## RECORD EXTRACTS:

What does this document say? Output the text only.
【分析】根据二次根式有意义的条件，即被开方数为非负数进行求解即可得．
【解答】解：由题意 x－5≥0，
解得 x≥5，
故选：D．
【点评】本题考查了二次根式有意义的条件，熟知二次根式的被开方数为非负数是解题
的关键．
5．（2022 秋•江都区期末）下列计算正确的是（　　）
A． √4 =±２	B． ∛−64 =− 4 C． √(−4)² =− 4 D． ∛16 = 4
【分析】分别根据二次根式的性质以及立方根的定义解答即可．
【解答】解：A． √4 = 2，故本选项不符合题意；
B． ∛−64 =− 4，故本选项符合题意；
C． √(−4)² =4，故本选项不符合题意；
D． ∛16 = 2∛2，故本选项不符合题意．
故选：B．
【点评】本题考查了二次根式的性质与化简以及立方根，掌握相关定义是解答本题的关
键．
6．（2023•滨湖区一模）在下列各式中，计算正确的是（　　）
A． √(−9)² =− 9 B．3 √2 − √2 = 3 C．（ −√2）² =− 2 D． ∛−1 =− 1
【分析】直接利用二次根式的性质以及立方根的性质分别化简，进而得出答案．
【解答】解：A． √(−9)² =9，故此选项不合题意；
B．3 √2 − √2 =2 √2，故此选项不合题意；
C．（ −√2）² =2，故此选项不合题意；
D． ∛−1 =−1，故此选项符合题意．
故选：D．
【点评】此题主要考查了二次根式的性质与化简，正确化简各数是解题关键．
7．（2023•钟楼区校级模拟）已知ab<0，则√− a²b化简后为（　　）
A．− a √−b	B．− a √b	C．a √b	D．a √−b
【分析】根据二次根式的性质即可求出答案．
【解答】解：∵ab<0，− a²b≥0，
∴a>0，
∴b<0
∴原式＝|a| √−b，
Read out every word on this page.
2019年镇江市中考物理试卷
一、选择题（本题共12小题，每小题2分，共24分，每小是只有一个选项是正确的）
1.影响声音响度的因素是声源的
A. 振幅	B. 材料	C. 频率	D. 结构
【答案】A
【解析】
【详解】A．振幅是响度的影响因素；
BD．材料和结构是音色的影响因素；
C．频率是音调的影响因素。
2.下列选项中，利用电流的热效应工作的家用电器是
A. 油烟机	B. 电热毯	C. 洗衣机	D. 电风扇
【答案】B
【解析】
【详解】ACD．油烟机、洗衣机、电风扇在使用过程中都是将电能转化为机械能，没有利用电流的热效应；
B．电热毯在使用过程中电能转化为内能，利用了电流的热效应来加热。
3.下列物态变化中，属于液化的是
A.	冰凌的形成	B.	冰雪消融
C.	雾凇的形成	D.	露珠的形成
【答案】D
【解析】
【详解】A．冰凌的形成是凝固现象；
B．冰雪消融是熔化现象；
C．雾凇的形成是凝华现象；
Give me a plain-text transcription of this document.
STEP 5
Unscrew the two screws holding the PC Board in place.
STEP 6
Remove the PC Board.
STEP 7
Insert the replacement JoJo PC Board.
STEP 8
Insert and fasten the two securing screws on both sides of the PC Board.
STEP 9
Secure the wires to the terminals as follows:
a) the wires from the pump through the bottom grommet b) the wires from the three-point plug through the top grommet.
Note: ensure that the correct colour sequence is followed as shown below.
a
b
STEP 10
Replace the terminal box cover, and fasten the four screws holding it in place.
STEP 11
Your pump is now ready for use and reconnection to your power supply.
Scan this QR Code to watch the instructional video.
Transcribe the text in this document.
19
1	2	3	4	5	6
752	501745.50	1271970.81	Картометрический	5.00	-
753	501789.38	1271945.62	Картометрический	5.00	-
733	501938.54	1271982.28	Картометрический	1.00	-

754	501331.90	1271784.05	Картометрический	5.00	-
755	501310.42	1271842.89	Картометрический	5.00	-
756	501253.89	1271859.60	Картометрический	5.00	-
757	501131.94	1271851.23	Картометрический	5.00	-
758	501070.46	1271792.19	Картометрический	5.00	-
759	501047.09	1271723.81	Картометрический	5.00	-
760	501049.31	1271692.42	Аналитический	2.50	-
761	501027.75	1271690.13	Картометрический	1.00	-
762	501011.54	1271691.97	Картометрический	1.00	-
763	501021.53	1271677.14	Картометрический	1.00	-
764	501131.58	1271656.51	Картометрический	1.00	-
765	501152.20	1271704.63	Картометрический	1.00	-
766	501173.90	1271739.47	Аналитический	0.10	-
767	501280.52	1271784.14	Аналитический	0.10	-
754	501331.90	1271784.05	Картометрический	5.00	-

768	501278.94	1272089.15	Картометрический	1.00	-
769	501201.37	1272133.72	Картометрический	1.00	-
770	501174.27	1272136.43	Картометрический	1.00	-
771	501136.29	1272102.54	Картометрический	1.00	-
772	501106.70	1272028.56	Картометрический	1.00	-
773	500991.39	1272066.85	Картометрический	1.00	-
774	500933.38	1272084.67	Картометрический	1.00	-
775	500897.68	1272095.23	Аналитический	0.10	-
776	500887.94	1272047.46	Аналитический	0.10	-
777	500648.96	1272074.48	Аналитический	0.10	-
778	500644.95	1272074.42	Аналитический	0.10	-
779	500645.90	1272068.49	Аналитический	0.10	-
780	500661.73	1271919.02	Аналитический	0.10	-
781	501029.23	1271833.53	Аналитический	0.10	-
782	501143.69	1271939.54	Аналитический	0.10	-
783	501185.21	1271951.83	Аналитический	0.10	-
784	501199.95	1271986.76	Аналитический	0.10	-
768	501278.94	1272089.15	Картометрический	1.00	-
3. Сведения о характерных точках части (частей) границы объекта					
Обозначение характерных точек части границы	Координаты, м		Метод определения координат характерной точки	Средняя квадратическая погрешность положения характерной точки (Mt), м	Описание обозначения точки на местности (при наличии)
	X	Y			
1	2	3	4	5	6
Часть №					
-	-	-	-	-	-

## EXERCISE OBJECTIVE:
In the material above, tally every line with the string "Board" in it, then give that number alone.

## FULL RESPONSE:
4